Direction: The data below should be restated word for word, with every picture omitted.

^^^^^^^^^^^^^^^^

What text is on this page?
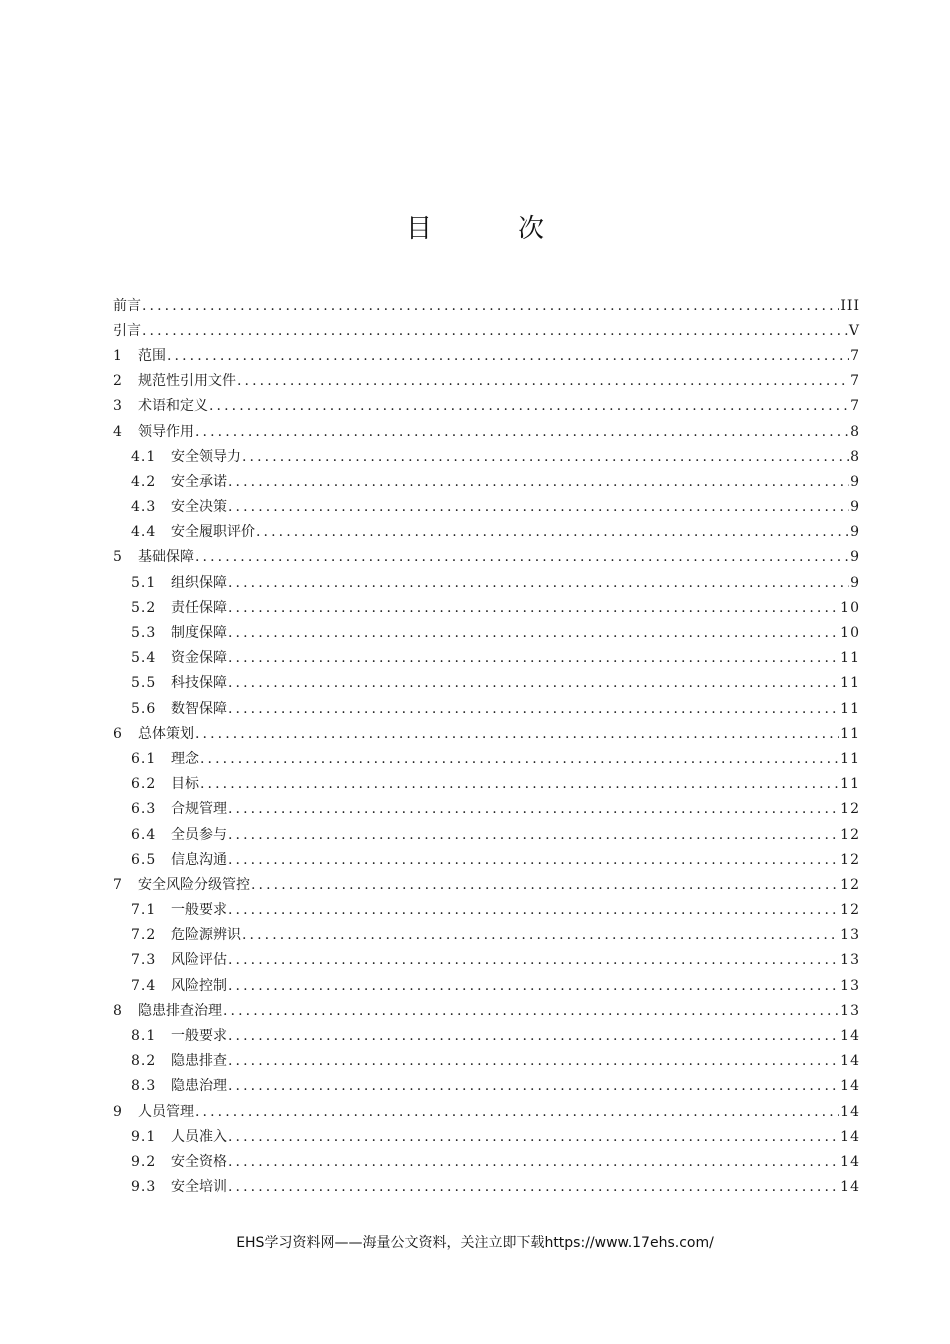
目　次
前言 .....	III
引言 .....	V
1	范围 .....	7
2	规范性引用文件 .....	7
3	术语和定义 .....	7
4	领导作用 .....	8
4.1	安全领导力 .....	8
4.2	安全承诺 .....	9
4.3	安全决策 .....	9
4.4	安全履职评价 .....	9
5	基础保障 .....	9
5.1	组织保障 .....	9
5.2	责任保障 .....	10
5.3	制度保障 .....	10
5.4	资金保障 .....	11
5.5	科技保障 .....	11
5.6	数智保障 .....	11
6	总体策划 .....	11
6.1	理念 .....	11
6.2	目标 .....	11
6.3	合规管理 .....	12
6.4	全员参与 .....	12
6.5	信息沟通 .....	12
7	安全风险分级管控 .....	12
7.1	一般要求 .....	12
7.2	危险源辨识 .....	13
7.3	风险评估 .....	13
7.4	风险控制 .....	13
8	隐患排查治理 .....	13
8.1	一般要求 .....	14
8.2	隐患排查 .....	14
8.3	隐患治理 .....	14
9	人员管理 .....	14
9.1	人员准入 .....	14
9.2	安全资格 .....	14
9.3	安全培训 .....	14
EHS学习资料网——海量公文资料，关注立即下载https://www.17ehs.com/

^^^^^^^^^^^^^^^^

Task solution:
What text is on this page?
目　次
前言 .....	III
引言 .....	V
1	范围 .....	7
2	规范性引用文件 .....	7
3	术语和定义 .....	7
4	领导作用 .....	8
4.1	安全领导力 .....	8
4.2	安全承诺 .....	9
4.3	安全决策 .....	9
4.4	安全履职评价 .....	9
5	基础保障 .....	9
5.1	组织保障 .....	9
5.2	责任保障 .....	10
5.3	制度保障 .....	10
5.4	资金保障 .....	11
5.5	科技保障 .....	11
5.6	数智保障 .....	11
6	总体策划 .....	11
6.1	理念 .....	11
6.2	目标 .....	11
6.3	合规管理 .....	12
6.4	全员参与 .....	12
6.5	信息沟通 .....	12
7	安全风险分级管控 .....	12
7.1	一般要求 .....	12
7.2	危险源辨识 .....	13
7.3	风险评估 .....	13
7.4	风险控制 .....	13
8	隐患排查治理 .....	13
8.1	一般要求 .....	14
8.2	隐患排查 .....	14
8.3	隐患治理 .....	14
9	人员管理 .....	14
9.1	人员准入 .....	14
9.2	安全资格 .....	14
9.3	安全培训 .....	14
EHS学习资料网——海量公文资料，关注立即下载https://www.17ehs.com/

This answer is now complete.